### Instructions for the task
Only lines with the word "altika" are needed; collect each of them from the listing below.

### Dataset entries
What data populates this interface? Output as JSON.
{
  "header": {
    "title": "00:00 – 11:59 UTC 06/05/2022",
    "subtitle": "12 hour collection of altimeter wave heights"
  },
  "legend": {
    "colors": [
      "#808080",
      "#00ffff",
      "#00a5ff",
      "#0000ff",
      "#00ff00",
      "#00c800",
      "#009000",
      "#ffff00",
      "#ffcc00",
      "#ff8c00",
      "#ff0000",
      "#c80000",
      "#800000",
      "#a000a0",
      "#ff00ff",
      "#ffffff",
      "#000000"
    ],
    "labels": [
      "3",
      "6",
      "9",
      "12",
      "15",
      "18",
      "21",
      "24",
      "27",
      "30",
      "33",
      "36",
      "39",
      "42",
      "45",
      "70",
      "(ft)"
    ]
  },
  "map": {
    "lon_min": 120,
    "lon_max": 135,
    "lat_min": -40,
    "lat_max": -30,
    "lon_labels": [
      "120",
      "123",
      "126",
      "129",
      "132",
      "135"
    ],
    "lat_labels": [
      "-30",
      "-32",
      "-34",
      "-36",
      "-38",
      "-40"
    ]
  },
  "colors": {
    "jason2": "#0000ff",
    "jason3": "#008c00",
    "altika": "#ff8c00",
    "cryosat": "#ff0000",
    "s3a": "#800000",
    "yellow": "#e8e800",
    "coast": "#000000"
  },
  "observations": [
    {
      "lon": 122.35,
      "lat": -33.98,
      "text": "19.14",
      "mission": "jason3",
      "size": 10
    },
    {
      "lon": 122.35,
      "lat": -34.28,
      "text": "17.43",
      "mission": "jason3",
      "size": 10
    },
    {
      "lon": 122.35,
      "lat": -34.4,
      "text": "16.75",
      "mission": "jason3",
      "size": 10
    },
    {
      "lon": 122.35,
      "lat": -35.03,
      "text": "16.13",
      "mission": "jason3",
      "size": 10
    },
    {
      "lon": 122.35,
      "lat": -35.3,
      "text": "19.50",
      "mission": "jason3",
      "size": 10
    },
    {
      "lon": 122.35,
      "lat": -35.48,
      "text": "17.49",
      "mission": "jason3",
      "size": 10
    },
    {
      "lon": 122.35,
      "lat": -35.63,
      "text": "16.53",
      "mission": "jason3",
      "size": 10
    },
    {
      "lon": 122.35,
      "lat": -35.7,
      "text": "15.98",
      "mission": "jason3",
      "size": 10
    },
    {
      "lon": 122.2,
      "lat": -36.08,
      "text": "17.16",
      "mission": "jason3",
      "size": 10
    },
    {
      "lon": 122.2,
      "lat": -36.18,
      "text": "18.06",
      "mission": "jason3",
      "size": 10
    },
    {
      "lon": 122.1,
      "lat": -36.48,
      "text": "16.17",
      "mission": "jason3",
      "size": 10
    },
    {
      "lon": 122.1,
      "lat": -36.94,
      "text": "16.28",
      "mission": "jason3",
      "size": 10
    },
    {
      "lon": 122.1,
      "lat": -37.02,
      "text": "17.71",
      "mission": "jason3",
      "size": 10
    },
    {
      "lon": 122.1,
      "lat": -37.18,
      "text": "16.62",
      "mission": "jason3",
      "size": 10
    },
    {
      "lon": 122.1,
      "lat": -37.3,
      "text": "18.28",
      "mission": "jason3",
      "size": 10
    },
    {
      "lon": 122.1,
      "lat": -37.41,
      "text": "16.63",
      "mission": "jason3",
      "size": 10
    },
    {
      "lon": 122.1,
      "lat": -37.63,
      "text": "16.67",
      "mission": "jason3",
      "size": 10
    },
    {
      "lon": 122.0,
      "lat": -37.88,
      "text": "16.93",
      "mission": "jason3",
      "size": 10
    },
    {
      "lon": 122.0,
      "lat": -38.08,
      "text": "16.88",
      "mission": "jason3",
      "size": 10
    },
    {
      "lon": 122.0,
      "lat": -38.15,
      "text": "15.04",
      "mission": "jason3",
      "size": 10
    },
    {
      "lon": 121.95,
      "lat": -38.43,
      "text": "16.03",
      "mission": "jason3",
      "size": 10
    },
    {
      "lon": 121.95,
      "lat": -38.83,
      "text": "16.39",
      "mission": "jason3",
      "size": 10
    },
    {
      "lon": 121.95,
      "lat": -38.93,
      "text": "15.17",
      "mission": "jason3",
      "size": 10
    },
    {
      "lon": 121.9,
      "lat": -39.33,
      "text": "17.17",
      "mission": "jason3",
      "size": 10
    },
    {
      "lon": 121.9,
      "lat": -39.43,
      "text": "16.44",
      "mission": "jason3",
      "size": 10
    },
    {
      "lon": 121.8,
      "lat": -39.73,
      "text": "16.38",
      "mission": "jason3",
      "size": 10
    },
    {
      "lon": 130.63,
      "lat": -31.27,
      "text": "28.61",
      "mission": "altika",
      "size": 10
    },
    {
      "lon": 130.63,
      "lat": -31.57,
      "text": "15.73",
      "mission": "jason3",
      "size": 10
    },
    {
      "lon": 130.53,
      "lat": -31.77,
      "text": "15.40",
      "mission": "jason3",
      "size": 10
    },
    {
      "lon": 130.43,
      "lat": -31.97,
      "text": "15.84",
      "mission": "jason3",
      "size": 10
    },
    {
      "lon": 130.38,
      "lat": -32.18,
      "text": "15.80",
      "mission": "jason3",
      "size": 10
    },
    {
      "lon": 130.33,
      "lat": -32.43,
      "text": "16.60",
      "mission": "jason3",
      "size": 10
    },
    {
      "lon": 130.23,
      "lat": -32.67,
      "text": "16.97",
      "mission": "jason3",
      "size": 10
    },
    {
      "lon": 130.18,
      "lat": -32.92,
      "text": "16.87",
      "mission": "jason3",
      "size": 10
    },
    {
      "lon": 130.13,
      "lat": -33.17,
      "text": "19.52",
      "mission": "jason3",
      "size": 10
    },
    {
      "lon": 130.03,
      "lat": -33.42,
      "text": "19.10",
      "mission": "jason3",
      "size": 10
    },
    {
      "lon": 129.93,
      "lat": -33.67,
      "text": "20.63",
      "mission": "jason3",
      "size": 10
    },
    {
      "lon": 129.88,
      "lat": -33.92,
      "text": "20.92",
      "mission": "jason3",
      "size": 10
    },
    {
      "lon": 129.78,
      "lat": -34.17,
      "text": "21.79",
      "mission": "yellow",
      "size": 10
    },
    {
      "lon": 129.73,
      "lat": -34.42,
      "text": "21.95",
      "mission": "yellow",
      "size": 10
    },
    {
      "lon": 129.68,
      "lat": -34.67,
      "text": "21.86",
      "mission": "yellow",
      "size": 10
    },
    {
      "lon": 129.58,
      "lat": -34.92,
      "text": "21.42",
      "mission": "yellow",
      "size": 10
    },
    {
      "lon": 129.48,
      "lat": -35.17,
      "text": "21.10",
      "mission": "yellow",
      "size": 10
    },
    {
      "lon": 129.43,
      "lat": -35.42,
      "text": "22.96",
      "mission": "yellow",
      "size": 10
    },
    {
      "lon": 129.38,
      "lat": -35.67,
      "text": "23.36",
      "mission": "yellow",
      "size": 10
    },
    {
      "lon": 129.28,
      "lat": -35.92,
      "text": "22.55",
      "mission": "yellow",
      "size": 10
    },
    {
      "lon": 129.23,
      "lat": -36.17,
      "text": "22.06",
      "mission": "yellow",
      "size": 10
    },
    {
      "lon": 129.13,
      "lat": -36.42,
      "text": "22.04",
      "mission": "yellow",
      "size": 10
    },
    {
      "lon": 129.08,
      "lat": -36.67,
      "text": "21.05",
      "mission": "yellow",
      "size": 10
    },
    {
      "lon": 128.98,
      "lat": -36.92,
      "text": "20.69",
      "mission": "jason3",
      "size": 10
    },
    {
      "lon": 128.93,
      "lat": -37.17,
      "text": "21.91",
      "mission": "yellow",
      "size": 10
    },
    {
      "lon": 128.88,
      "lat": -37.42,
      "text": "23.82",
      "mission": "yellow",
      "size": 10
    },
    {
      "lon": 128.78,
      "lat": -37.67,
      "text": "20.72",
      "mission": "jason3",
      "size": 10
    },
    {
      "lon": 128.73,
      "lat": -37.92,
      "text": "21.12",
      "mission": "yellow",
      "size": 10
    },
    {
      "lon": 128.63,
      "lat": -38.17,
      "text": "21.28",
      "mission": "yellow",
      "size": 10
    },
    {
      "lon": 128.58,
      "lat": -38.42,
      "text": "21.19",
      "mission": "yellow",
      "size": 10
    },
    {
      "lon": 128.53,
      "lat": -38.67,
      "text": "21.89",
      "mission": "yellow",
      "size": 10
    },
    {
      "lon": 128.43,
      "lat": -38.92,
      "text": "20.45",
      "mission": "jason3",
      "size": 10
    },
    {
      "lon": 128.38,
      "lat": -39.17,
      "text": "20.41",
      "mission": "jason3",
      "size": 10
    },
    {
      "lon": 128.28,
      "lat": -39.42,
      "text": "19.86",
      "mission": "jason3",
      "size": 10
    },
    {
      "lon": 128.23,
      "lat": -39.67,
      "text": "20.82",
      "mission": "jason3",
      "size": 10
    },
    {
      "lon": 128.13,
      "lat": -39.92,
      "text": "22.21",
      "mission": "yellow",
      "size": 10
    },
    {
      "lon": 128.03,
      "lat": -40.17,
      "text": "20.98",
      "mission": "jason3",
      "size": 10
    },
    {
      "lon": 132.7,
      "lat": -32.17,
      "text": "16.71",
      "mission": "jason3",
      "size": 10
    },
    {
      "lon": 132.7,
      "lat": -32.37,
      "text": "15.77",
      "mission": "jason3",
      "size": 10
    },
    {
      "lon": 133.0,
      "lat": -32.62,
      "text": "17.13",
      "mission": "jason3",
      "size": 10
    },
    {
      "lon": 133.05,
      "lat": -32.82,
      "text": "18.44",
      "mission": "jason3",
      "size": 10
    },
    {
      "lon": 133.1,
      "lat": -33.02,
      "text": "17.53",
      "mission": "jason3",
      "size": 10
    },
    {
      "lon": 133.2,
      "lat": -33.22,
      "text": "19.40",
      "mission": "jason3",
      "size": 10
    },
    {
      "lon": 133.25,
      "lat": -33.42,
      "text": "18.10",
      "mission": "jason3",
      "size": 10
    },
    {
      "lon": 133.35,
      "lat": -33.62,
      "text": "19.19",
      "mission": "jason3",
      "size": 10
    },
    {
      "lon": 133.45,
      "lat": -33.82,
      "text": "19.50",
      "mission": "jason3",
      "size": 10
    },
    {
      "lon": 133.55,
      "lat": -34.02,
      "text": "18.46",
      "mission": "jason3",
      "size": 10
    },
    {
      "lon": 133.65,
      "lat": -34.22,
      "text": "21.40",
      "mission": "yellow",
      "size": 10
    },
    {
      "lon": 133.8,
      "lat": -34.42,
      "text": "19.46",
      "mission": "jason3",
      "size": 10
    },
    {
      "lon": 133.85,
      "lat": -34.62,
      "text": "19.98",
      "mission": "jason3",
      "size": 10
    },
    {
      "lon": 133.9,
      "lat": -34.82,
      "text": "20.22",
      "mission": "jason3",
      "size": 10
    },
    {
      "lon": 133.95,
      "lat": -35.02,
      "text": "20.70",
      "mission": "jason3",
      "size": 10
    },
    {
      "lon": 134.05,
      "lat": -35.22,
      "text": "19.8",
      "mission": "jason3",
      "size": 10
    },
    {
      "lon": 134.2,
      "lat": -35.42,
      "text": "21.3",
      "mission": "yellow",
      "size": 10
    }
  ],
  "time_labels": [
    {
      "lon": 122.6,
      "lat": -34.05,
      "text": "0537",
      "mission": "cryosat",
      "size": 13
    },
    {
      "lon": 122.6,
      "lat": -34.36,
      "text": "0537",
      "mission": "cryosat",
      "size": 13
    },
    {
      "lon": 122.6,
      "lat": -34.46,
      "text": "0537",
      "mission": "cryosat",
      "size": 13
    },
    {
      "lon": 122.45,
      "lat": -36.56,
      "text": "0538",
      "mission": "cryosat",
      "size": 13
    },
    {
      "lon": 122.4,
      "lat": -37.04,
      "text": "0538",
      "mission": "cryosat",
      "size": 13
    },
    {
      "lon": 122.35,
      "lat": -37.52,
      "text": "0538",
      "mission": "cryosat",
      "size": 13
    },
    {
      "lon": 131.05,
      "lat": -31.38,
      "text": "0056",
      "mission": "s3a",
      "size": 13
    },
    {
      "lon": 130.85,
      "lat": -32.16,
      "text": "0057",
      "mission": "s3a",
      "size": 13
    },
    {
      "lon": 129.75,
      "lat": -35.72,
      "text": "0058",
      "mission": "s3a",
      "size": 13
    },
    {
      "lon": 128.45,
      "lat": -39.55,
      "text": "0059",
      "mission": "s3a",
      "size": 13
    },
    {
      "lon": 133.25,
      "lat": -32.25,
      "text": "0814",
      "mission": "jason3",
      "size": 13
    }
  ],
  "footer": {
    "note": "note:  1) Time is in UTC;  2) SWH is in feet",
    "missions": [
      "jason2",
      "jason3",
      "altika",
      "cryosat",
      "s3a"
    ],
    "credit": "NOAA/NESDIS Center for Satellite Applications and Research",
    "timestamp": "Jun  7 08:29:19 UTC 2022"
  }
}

### Response to the exercise
    "altika": "#ff8c00",
      "mission": "altika",
      "altika",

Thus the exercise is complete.